- [EXERCISE PROMPT]: Every line from the one containing "Output the text content of this document." through the end of the listing below must be given again exactly, and nothing else; exclude pictures.

- [DATA FOR THIS TASK]:
<<<<

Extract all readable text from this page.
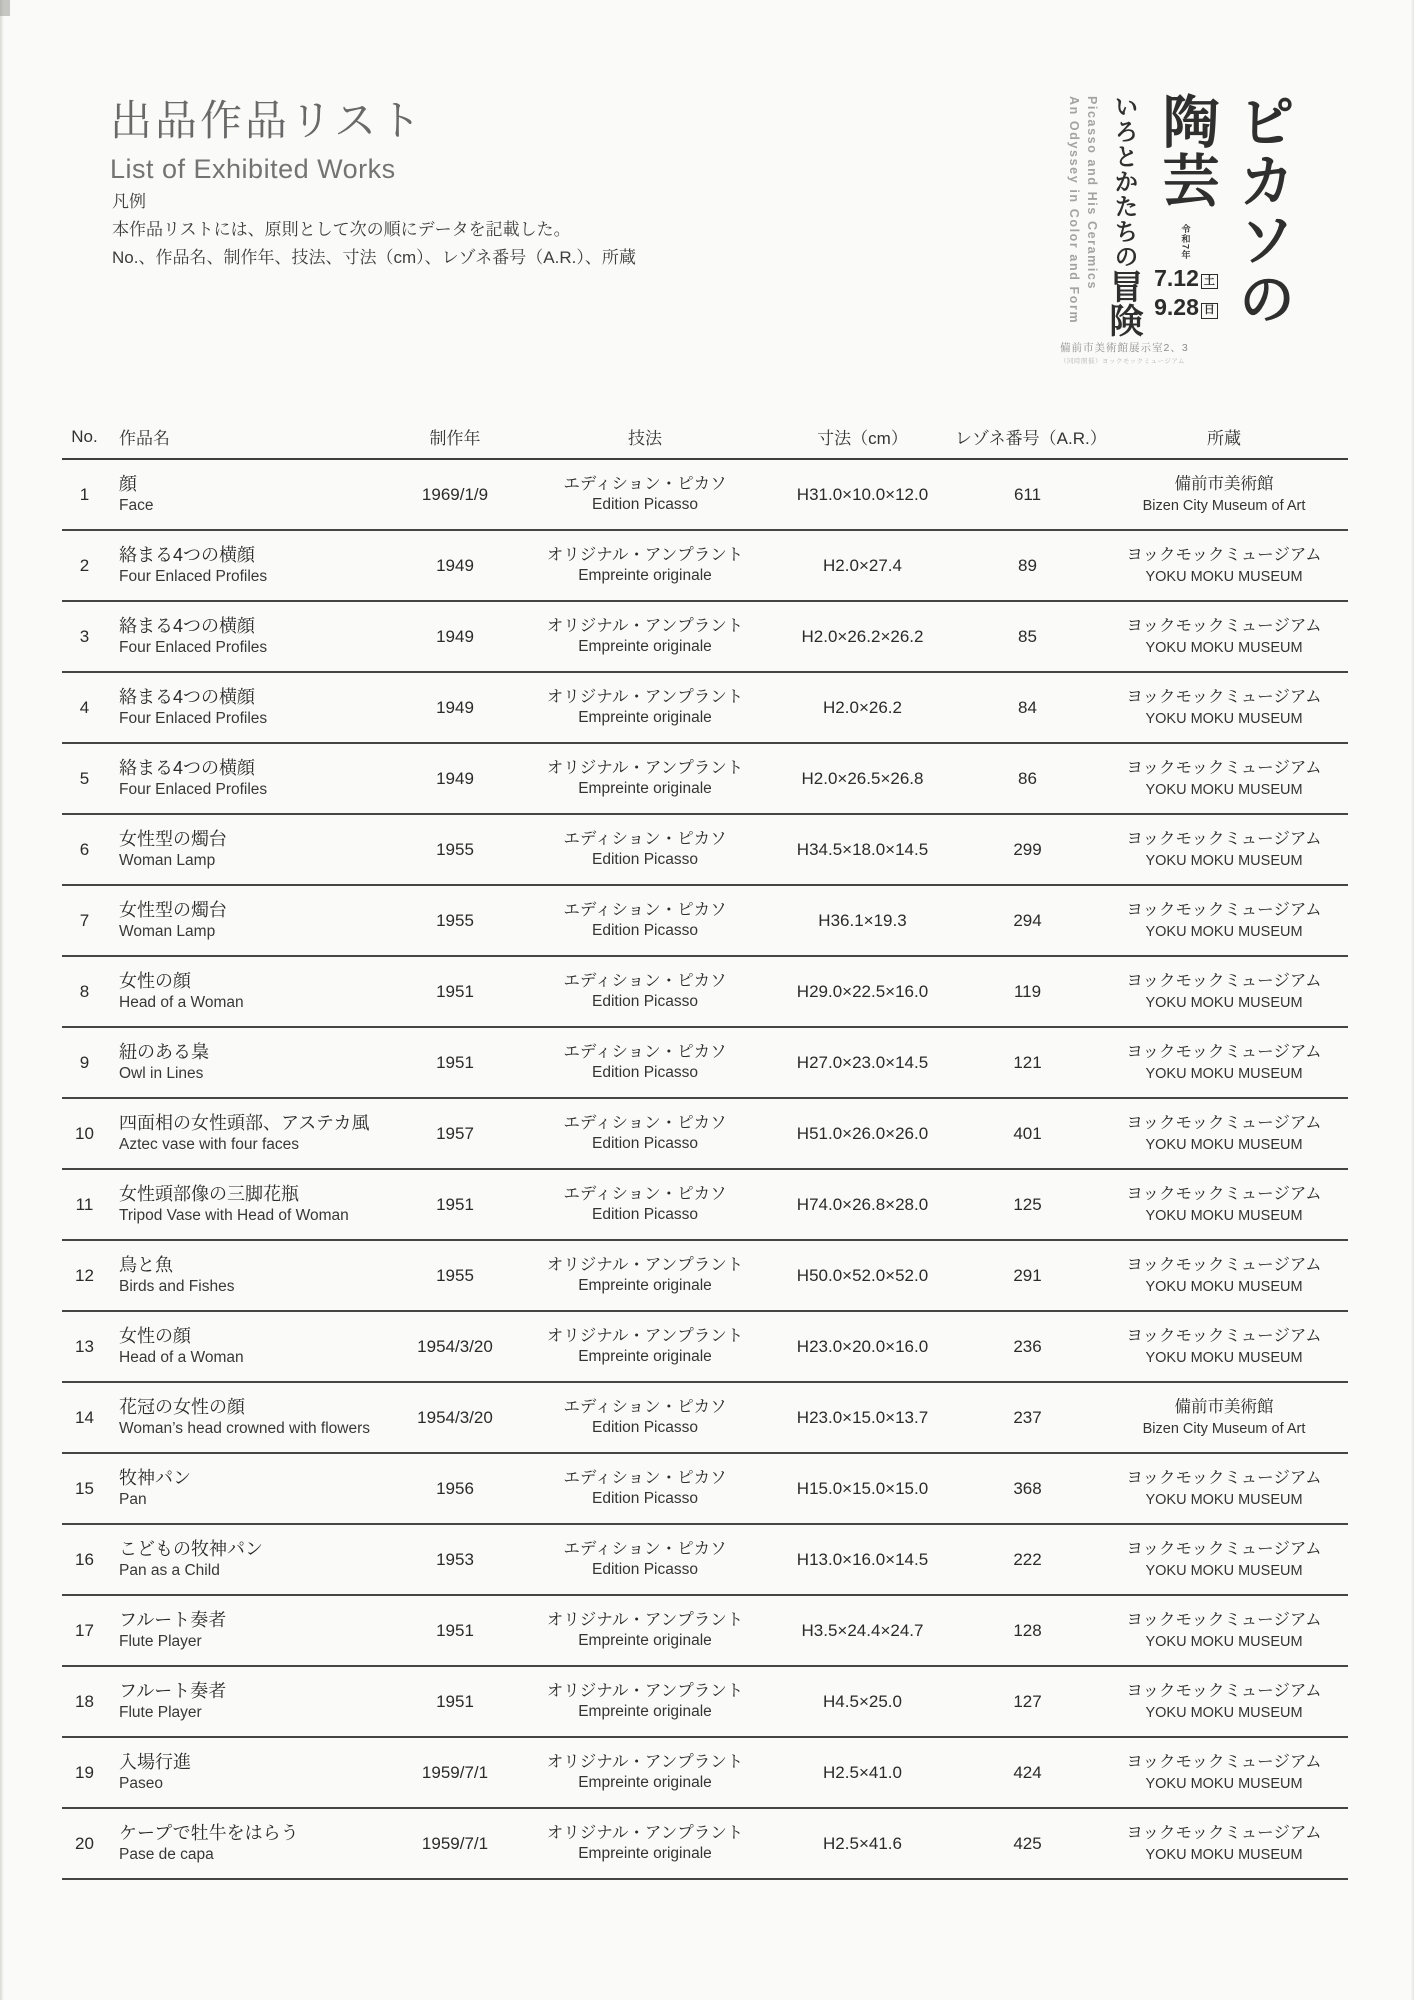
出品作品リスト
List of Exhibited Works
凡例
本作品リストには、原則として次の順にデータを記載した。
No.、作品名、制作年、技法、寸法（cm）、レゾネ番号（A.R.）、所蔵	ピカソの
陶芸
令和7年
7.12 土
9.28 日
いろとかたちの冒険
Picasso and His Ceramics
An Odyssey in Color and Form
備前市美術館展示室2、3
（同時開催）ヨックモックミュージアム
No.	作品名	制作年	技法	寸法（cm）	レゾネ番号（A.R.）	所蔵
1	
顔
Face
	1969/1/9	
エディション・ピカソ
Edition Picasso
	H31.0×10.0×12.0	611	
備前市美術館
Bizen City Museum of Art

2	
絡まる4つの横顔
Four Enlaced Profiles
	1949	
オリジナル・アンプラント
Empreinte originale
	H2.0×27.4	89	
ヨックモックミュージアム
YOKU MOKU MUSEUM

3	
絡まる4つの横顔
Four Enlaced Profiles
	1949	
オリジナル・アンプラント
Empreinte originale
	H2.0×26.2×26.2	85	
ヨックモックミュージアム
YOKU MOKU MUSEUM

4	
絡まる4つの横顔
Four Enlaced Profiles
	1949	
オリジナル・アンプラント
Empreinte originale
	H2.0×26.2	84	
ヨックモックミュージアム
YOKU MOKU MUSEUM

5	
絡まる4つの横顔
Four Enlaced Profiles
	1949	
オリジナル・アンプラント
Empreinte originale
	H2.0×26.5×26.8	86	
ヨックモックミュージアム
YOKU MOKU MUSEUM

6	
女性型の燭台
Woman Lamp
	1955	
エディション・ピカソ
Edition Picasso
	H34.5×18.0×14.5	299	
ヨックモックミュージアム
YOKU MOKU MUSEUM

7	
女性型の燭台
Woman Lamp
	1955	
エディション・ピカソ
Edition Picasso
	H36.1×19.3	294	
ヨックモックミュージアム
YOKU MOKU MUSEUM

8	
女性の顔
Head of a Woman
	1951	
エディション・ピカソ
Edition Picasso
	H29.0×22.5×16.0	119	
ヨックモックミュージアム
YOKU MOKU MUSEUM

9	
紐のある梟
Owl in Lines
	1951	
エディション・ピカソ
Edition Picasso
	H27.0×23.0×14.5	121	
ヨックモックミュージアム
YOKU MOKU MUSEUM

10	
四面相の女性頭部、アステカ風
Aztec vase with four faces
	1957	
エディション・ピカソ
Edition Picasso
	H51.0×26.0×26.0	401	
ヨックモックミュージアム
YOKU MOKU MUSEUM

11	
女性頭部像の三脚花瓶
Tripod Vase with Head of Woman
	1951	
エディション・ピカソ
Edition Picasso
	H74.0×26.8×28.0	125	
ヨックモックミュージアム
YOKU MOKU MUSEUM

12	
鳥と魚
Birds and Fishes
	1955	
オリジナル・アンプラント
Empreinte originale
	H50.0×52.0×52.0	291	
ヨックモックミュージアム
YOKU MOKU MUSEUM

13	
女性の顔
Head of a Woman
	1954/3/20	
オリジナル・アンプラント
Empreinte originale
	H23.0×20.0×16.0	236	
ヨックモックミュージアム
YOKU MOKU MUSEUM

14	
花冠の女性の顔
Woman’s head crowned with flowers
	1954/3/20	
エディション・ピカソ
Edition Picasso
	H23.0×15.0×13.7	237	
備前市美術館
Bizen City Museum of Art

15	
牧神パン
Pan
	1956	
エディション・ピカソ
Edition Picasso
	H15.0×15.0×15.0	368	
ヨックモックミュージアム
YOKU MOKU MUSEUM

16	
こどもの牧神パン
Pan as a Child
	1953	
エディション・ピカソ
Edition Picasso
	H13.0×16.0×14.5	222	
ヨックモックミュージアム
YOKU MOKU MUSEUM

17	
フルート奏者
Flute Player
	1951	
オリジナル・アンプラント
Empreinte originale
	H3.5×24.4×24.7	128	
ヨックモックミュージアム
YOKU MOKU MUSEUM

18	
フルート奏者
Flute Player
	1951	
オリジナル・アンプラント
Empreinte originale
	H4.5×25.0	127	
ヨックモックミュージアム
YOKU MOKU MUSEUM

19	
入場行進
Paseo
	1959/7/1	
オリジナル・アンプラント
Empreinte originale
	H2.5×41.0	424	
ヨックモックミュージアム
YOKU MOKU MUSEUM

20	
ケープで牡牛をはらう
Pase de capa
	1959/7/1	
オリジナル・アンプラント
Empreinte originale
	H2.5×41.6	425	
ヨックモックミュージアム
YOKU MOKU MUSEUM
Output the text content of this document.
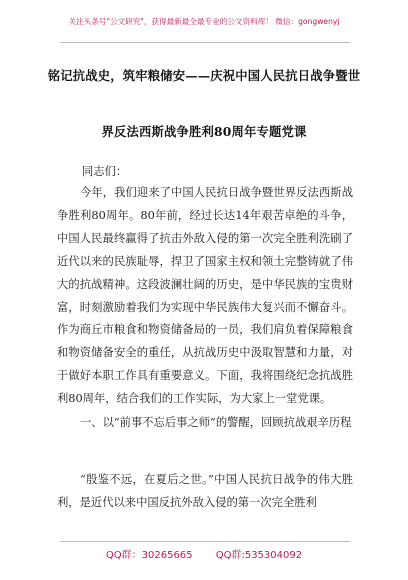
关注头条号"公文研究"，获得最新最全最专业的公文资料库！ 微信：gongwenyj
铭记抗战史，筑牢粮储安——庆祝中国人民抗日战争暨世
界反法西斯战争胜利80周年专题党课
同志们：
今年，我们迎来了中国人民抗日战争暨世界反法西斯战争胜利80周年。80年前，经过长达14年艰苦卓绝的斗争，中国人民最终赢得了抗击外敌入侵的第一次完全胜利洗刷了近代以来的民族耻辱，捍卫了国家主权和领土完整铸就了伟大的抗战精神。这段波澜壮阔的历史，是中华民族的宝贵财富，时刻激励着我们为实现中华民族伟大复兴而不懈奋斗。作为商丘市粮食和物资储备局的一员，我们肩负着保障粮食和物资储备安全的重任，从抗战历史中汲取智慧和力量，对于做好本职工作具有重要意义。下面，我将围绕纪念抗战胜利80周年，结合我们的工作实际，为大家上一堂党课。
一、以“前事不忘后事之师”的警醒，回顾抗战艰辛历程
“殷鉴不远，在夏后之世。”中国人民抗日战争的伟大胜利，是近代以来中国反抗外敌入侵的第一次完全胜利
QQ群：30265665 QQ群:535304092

>>>>

- [EXPECTED OUTPUT]:
Output the text content of this document.
关注头条号"公文研究"，获得最新最全最专业的公文资料库！ 微信：gongwenyj
铭记抗战史，筑牢粮储安——庆祝中国人民抗日战争暨世
界反法西斯战争胜利80周年专题党课
同志们：
今年，我们迎来了中国人民抗日战争暨世界反法西斯战争胜利80周年。80年前，经过长达14年艰苦卓绝的斗争，中国人民最终赢得了抗击外敌入侵的第一次完全胜利洗刷了近代以来的民族耻辱，捍卫了国家主权和领土完整铸就了伟大的抗战精神。这段波澜壮阔的历史，是中华民族的宝贵财富，时刻激励着我们为实现中华民族伟大复兴而不懈奋斗。作为商丘市粮食和物资储备局的一员，我们肩负着保障粮食和物资储备安全的重任，从抗战历史中汲取智慧和力量，对于做好本职工作具有重要意义。下面，我将围绕纪念抗战胜利80周年，结合我们的工作实际，为大家上一堂党课。
一、以“前事不忘后事之师”的警醒，回顾抗战艰辛历程
“殷鉴不远，在夏后之世。”中国人民抗日战争的伟大胜利，是近代以来中国反抗外敌入侵的第一次完全胜利
QQ群：30265665 QQ群:535304092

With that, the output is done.